Stored records

>> begin

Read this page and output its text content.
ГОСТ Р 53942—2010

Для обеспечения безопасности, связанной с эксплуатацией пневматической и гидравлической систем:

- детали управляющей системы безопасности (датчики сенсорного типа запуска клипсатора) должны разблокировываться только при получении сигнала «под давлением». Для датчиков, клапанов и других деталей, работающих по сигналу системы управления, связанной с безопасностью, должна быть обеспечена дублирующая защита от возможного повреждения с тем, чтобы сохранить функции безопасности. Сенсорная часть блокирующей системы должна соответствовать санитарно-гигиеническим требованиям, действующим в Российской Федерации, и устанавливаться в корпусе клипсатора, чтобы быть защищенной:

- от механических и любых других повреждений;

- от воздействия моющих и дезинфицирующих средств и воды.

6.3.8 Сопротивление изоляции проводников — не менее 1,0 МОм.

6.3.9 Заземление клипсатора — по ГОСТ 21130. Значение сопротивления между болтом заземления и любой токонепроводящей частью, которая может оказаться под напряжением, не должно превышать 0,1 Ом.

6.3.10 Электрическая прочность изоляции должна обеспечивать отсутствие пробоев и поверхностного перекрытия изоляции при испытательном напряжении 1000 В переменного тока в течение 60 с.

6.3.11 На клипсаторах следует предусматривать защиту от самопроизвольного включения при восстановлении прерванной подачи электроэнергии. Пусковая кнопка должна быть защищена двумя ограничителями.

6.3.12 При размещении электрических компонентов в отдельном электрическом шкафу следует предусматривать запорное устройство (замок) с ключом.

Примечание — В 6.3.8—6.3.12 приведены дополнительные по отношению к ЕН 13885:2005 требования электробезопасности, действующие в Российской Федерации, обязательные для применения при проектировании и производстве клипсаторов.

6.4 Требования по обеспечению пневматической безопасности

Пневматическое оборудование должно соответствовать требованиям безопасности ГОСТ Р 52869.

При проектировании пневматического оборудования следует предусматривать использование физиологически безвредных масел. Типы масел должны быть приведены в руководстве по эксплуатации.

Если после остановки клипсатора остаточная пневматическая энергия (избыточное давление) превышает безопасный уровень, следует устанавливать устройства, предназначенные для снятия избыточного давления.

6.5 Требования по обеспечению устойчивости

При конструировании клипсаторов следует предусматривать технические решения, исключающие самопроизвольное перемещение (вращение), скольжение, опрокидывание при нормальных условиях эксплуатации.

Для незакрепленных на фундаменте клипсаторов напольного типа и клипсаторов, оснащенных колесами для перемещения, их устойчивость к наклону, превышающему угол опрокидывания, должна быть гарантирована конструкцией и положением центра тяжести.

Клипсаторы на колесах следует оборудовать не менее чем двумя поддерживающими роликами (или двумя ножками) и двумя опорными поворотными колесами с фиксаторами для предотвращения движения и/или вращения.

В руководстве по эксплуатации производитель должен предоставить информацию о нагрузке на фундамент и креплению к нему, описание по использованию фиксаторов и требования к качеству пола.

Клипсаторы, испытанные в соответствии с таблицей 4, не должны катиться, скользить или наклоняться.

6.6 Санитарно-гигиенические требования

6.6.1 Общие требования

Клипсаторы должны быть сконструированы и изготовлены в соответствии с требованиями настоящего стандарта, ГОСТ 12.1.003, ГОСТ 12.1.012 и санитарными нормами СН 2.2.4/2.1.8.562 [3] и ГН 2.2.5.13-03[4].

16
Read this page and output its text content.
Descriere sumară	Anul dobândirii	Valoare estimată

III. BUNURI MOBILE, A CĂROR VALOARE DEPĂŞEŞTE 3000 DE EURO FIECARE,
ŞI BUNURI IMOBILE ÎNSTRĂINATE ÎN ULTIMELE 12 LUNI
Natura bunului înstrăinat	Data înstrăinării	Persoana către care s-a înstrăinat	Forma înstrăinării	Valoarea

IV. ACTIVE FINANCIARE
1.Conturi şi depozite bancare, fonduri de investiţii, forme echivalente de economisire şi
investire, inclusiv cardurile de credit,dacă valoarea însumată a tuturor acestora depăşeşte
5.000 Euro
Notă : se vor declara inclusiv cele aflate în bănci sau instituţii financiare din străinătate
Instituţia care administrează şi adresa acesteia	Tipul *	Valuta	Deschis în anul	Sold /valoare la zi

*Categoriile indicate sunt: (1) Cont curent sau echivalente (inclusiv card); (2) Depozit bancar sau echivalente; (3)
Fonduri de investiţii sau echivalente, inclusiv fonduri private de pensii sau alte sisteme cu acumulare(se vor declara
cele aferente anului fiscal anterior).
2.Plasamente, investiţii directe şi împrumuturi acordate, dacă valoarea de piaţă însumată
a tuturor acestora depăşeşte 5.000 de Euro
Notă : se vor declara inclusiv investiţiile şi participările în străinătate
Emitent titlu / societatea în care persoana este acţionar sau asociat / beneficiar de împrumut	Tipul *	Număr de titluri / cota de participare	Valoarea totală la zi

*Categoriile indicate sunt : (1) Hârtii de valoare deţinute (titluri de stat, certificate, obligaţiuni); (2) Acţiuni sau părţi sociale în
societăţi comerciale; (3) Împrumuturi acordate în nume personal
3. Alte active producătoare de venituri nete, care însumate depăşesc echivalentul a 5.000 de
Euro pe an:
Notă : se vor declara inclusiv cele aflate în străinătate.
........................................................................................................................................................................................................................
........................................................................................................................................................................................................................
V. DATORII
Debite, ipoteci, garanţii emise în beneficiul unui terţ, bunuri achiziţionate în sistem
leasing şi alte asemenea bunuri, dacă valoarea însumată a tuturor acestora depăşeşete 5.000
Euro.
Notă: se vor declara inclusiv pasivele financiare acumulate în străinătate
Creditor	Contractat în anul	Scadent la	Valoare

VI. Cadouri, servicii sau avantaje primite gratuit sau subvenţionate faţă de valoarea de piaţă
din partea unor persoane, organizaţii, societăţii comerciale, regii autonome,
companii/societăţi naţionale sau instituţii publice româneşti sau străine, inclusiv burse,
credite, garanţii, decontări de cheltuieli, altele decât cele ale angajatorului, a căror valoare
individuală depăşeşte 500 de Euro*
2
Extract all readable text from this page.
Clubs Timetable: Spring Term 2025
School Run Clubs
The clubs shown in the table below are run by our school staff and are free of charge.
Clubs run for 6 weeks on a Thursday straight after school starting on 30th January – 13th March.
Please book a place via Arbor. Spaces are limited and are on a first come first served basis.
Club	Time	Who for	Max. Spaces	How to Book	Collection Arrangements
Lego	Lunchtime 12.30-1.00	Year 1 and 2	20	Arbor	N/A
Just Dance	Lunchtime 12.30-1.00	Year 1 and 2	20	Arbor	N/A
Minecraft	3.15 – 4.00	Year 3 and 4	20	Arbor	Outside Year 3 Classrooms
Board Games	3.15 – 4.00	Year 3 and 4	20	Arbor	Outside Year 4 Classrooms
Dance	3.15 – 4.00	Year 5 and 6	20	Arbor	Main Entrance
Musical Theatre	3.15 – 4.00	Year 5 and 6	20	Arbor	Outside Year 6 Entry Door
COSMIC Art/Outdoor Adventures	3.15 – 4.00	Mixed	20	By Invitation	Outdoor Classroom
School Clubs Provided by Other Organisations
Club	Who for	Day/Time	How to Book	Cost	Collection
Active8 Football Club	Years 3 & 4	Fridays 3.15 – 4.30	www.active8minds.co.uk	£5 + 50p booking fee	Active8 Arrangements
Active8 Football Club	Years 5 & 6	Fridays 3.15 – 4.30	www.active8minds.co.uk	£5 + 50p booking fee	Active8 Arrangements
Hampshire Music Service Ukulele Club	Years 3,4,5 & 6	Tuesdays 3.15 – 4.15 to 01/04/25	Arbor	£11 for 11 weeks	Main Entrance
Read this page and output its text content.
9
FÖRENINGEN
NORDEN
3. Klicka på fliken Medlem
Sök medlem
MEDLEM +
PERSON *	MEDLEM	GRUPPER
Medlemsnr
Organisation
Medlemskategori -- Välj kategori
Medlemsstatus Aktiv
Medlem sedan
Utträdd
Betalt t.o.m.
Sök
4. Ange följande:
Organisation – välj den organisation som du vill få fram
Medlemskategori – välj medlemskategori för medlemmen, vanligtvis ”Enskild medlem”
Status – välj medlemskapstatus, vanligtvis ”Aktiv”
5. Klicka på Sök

>> end

GOAL: Look through the data and gather every line with the string "dacă" in it.

COMPLETED EXERCISE:
investire, inclusiv cardurile de credit,dacă valoarea însumată a tuturor acestora depăşeşte
2.Plasamente, investiţii directe şi împrumuturi acordate, dacă valoarea de piaţă însumată
leasing şi alte asemenea bunuri, dacă valoarea însumată a tuturor acestora depăşeşete 5.000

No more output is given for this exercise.